PROBLEM DETAILS → Write the material out again exactly.

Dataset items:
= = =
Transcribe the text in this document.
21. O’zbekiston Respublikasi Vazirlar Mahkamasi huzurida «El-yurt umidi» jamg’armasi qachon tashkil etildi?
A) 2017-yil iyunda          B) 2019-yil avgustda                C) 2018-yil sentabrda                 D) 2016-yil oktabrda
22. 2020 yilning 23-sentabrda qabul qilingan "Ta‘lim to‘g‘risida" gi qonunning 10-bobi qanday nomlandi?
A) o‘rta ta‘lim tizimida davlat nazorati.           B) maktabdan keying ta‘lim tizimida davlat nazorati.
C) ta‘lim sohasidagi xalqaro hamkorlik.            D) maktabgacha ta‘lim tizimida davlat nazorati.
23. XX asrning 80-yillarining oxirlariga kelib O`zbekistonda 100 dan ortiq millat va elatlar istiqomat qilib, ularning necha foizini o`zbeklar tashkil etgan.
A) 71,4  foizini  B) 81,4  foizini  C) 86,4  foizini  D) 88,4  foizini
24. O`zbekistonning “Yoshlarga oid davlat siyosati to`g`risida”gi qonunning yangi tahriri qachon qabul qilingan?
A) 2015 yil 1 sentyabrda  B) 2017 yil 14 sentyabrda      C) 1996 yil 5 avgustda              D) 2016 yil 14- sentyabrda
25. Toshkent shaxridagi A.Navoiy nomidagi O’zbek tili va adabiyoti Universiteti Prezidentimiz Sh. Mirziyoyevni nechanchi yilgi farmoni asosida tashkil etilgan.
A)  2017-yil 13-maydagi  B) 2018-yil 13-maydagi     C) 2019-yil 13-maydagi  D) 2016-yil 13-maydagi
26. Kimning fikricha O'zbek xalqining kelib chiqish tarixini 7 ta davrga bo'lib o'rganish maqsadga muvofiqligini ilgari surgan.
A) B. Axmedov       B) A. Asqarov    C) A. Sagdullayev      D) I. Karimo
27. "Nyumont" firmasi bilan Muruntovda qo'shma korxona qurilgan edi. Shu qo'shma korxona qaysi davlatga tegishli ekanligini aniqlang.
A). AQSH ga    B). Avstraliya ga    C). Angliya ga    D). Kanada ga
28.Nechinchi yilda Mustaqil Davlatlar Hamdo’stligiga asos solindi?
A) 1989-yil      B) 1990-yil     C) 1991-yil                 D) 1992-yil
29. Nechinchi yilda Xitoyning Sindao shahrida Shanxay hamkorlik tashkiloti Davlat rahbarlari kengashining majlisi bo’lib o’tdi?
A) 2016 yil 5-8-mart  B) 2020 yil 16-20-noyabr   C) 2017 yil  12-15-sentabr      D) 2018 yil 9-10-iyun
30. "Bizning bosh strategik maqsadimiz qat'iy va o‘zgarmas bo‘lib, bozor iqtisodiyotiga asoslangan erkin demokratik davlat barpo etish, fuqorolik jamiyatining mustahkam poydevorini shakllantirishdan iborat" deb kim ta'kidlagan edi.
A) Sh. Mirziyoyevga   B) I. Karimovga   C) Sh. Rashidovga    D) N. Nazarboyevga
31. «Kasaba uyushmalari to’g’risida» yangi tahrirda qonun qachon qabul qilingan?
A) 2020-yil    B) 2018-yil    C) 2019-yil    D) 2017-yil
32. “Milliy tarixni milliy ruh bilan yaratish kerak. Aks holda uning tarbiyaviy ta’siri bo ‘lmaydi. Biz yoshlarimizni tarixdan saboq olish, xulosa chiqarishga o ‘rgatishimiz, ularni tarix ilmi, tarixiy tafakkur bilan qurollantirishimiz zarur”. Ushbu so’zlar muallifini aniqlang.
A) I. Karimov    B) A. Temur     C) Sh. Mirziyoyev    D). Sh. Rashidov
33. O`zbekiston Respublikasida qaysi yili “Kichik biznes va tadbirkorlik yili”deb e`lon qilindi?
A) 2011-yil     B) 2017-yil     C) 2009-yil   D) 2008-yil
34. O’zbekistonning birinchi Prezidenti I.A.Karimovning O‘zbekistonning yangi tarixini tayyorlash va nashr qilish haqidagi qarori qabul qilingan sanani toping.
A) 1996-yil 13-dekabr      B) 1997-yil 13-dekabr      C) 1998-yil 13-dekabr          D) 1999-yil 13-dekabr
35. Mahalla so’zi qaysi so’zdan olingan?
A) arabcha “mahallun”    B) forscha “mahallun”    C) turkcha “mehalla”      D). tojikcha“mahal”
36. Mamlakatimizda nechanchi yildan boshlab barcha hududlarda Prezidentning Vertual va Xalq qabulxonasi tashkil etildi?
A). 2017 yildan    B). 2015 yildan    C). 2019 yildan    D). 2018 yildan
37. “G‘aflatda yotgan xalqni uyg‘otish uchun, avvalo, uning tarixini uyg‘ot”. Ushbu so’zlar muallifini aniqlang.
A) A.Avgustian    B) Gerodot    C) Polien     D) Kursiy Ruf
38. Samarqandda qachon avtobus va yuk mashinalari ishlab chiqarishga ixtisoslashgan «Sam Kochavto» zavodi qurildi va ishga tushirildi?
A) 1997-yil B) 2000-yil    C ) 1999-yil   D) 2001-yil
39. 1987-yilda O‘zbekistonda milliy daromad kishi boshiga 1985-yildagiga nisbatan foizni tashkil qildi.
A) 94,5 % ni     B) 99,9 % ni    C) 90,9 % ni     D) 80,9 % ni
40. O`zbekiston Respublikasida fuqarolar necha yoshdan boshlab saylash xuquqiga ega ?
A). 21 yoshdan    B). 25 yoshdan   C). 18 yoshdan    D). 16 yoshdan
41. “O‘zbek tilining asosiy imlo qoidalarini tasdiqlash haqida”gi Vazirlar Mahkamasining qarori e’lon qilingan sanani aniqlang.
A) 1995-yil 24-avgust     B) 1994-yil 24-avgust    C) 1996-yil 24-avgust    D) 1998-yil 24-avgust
= = =
TASK OUTPUT →
Transcribe the text in this document.
21. O’zbekiston Respublikasi Vazirlar Mahkamasi huzurida «El-yurt umidi» jamg’armasi qachon tashkil etildi?
A) 2017-yil iyunda          B) 2019-yil avgustda                C) 2018-yil sentabrda                 D) 2016-yil oktabrda
22. 2020 yilning 23-sentabrda qabul qilingan "Ta‘lim to‘g‘risida" gi qonunning 10-bobi qanday nomlandi?
A) o‘rta ta‘lim tizimida davlat nazorati.           B) maktabdan keying ta‘lim tizimida davlat nazorati.
C) ta‘lim sohasidagi xalqaro hamkorlik.            D) maktabgacha ta‘lim tizimida davlat nazorati.
23. XX asrning 80-yillarining oxirlariga kelib O`zbekistonda 100 dan ortiq millat va elatlar istiqomat qilib, ularning necha foizini o`zbeklar tashkil etgan.
A) 71,4  foizini  B) 81,4  foizini  C) 86,4  foizini  D) 88,4  foizini
24. O`zbekistonning “Yoshlarga oid davlat siyosati to`g`risida”gi qonunning yangi tahriri qachon qabul qilingan?
A) 2015 yil 1 sentyabrda  B) 2017 yil 14 sentyabrda      C) 1996 yil 5 avgustda              D) 2016 yil 14- sentyabrda
25. Toshkent shaxridagi A.Navoiy nomidagi O’zbek tili va adabiyoti Universiteti Prezidentimiz Sh. Mirziyoyevni nechanchi yilgi farmoni asosida tashkil etilgan.
A)  2017-yil 13-maydagi  B) 2018-yil 13-maydagi     C) 2019-yil 13-maydagi  D) 2016-yil 13-maydagi
26. Kimning fikricha O'zbek xalqining kelib chiqish tarixini 7 ta davrga bo'lib o'rganish maqsadga muvofiqligini ilgari surgan.
A) B. Axmedov       B) A. Asqarov    C) A. Sagdullayev      D) I. Karimo
27. "Nyumont" firmasi bilan Muruntovda qo'shma korxona qurilgan edi. Shu qo'shma korxona qaysi davlatga tegishli ekanligini aniqlang.
A). AQSH ga    B). Avstraliya ga    C). Angliya ga    D). Kanada ga
28.Nechinchi yilda Mustaqil Davlatlar Hamdo’stligiga asos solindi?
A) 1989-yil      B) 1990-yil     C) 1991-yil                 D) 1992-yil
29. Nechinchi yilda Xitoyning Sindao shahrida Shanxay hamkorlik tashkiloti Davlat rahbarlari kengashining majlisi bo’lib o’tdi?
A) 2016 yil 5-8-mart  B) 2020 yil 16-20-noyabr   C) 2017 yil  12-15-sentabr      D) 2018 yil 9-10-iyun
30. "Bizning bosh strategik maqsadimiz qat'iy va o‘zgarmas bo‘lib, bozor iqtisodiyotiga asoslangan erkin demokratik davlat barpo etish, fuqorolik jamiyatining mustahkam poydevorini shakllantirishdan iborat" deb kim ta'kidlagan edi.
A) Sh. Mirziyoyevga   B) I. Karimovga   C) Sh. Rashidovga    D) N. Nazarboyevga
31. «Kasaba uyushmalari to’g’risida» yangi tahrirda qonun qachon qabul qilingan?
A) 2020-yil    B) 2018-yil    C) 2019-yil    D) 2017-yil
32. “Milliy tarixni milliy ruh bilan yaratish kerak. Aks holda uning tarbiyaviy ta’siri bo ‘lmaydi. Biz yoshlarimizni tarixdan saboq olish, xulosa chiqarishga o ‘rgatishimiz, ularni tarix ilmi, tarixiy tafakkur bilan qurollantirishimiz zarur”. Ushbu so’zlar muallifini aniqlang.
A) I. Karimov    B) A. Temur     C) Sh. Mirziyoyev    D). Sh. Rashidov
33. O`zbekiston Respublikasida qaysi yili “Kichik biznes va tadbirkorlik yili”deb e`lon qilindi?
A) 2011-yil     B) 2017-yil     C) 2009-yil   D) 2008-yil
34. O’zbekistonning birinchi Prezidenti I.A.Karimovning O‘zbekistonning yangi tarixini tayyorlash va nashr qilish haqidagi qarori qabul qilingan sanani toping.
A) 1996-yil 13-dekabr      B) 1997-yil 13-dekabr      C) 1998-yil 13-dekabr          D) 1999-yil 13-dekabr
35. Mahalla so’zi qaysi so’zdan olingan?
A) arabcha “mahallun”    B) forscha “mahallun”    C) turkcha “mehalla”      D). tojikcha“mahal”
36. Mamlakatimizda nechanchi yildan boshlab barcha hududlarda Prezidentning Vertual va Xalq qabulxonasi tashkil etildi?
A). 2017 yildan    B). 2015 yildan    C). 2019 yildan    D). 2018 yildan
37. “G‘aflatda yotgan xalqni uyg‘otish uchun, avvalo, uning tarixini uyg‘ot”. Ushbu so’zlar muallifini aniqlang.
A) A.Avgustian    B) Gerodot    C) Polien     D) Kursiy Ruf
38. Samarqandda qachon avtobus va yuk mashinalari ishlab chiqarishga ixtisoslashgan «Sam Kochavto» zavodi qurildi va ishga tushirildi?
A) 1997-yil B) 2000-yil    C ) 1999-yil   D) 2001-yil
39. 1987-yilda O‘zbekistonda milliy daromad kishi boshiga 1985-yildagiga nisbatan foizni tashkil qildi.
A) 94,5 % ni     B) 99,9 % ni    C) 90,9 % ni     D) 80,9 % ni
40. O`zbekiston Respublikasida fuqarolar necha yoshdan boshlab saylash xuquqiga ega ?
A). 21 yoshdan    B). 25 yoshdan   C). 18 yoshdan    D). 16 yoshdan
41. “O‘zbek tilining asosiy imlo qoidalarini tasdiqlash haqida”gi Vazirlar Mahkamasining qarori e’lon qilingan sanani aniqlang.
A) 1995-yil 24-avgust     B) 1994-yil 24-avgust    C) 1996-yil 24-avgust    D) 1998-yil 24-avgust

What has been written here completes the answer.